(Data excerpts)

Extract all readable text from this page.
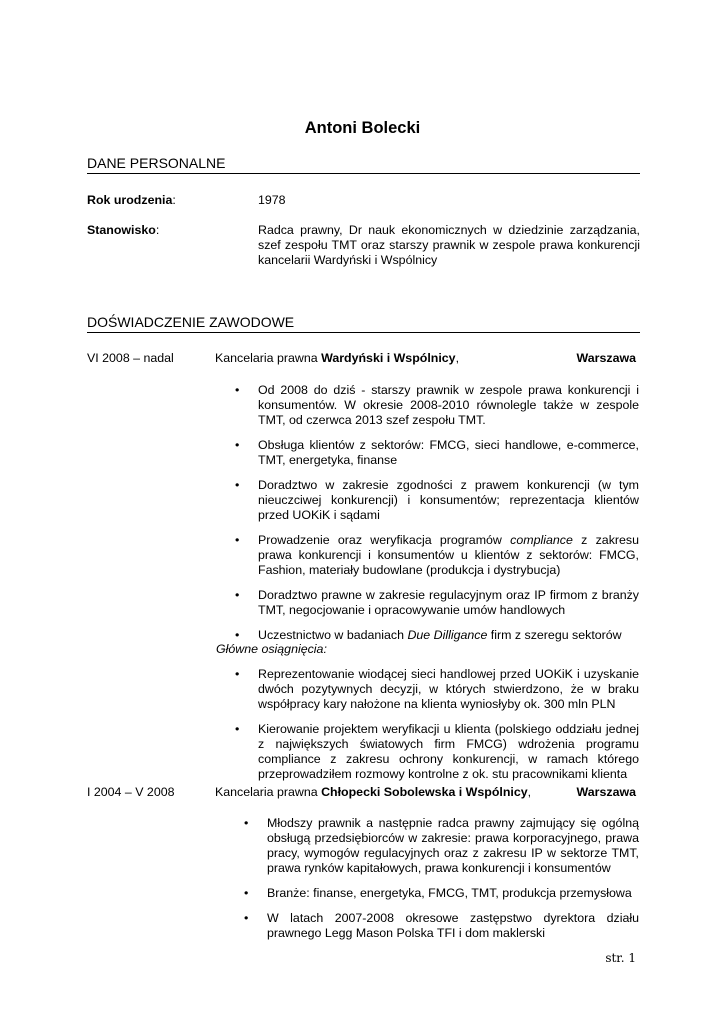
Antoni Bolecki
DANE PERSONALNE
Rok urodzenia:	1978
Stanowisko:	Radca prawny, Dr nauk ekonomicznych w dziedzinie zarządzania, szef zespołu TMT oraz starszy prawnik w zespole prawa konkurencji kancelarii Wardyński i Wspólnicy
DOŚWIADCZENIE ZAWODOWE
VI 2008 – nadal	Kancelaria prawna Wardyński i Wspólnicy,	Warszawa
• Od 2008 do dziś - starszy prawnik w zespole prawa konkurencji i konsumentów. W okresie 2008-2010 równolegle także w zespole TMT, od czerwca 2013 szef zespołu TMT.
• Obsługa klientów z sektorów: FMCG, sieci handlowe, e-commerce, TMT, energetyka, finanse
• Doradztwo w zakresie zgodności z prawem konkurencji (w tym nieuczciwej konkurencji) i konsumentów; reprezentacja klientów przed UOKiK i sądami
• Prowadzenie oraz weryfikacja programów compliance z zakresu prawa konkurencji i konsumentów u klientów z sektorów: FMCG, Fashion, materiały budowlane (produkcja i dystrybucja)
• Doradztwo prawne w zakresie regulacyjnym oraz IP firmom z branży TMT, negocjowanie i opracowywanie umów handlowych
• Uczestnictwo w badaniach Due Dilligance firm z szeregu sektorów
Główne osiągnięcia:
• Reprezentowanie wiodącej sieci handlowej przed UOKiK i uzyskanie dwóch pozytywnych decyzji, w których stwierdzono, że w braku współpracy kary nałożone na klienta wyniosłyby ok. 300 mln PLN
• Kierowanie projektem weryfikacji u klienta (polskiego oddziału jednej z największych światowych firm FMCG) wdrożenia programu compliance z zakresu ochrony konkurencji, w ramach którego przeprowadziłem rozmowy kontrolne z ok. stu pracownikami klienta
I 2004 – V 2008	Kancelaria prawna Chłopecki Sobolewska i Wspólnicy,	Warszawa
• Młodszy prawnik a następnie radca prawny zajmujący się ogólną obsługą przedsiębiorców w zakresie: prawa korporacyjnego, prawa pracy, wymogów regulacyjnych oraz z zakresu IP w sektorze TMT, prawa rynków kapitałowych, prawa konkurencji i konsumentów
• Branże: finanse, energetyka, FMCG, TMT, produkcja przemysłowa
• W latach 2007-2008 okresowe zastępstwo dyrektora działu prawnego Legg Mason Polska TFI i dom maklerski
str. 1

- _What is asked_: Reproduce each record above by retyping it exactly; omit all images.

- _Worked solution_:
Extract all readable text from this page.
Antoni Bolecki
DANE PERSONALNE
Rok urodzenia:	1978
Stanowisko:	Radca prawny, Dr nauk ekonomicznych w dziedzinie zarządzania, szef zespołu TMT oraz starszy prawnik w zespole prawa konkurencji kancelarii Wardyński i Wspólnicy
DOŚWIADCZENIE ZAWODOWE
VI 2008 – nadal	Kancelaria prawna Wardyński i Wspólnicy,	Warszawa
• Od 2008 do dziś - starszy prawnik w zespole prawa konkurencji i konsumentów. W okresie 2008-2010 równolegle także w zespole TMT, od czerwca 2013 szef zespołu TMT.
• Obsługa klientów z sektorów: FMCG, sieci handlowe, e-commerce, TMT, energetyka, finanse
• Doradztwo w zakresie zgodności z prawem konkurencji (w tym nieuczciwej konkurencji) i konsumentów; reprezentacja klientów przed UOKiK i sądami
• Prowadzenie oraz weryfikacja programów compliance z zakresu prawa konkurencji i konsumentów u klientów z sektorów: FMCG, Fashion, materiały budowlane (produkcja i dystrybucja)
• Doradztwo prawne w zakresie regulacyjnym oraz IP firmom z branży TMT, negocjowanie i opracowywanie umów handlowych
• Uczestnictwo w badaniach Due Dilligance firm z szeregu sektorów
Główne osiągnięcia:
• Reprezentowanie wiodącej sieci handlowej przed UOKiK i uzyskanie dwóch pozytywnych decyzji, w których stwierdzono, że w braku współpracy kary nałożone na klienta wyniosłyby ok. 300 mln PLN
• Kierowanie projektem weryfikacji u klienta (polskiego oddziału jednej z największych światowych firm FMCG) wdrożenia programu compliance z zakresu ochrony konkurencji, w ramach którego przeprowadziłem rozmowy kontrolne z ok. stu pracownikami klienta
I 2004 – V 2008	Kancelaria prawna Chłopecki Sobolewska i Wspólnicy,	Warszawa
• Młodszy prawnik a następnie radca prawny zajmujący się ogólną obsługą przedsiębiorców w zakresie: prawa korporacyjnego, prawa pracy, wymogów regulacyjnych oraz z zakresu IP w sektorze TMT, prawa rynków kapitałowych, prawa konkurencji i konsumentów
• Branże: finanse, energetyka, FMCG, TMT, produkcja przemysłowa
• W latach 2007-2008 okresowe zastępstwo dyrektora działu prawnego Legg Mason Polska TFI i dom maklerski
str. 1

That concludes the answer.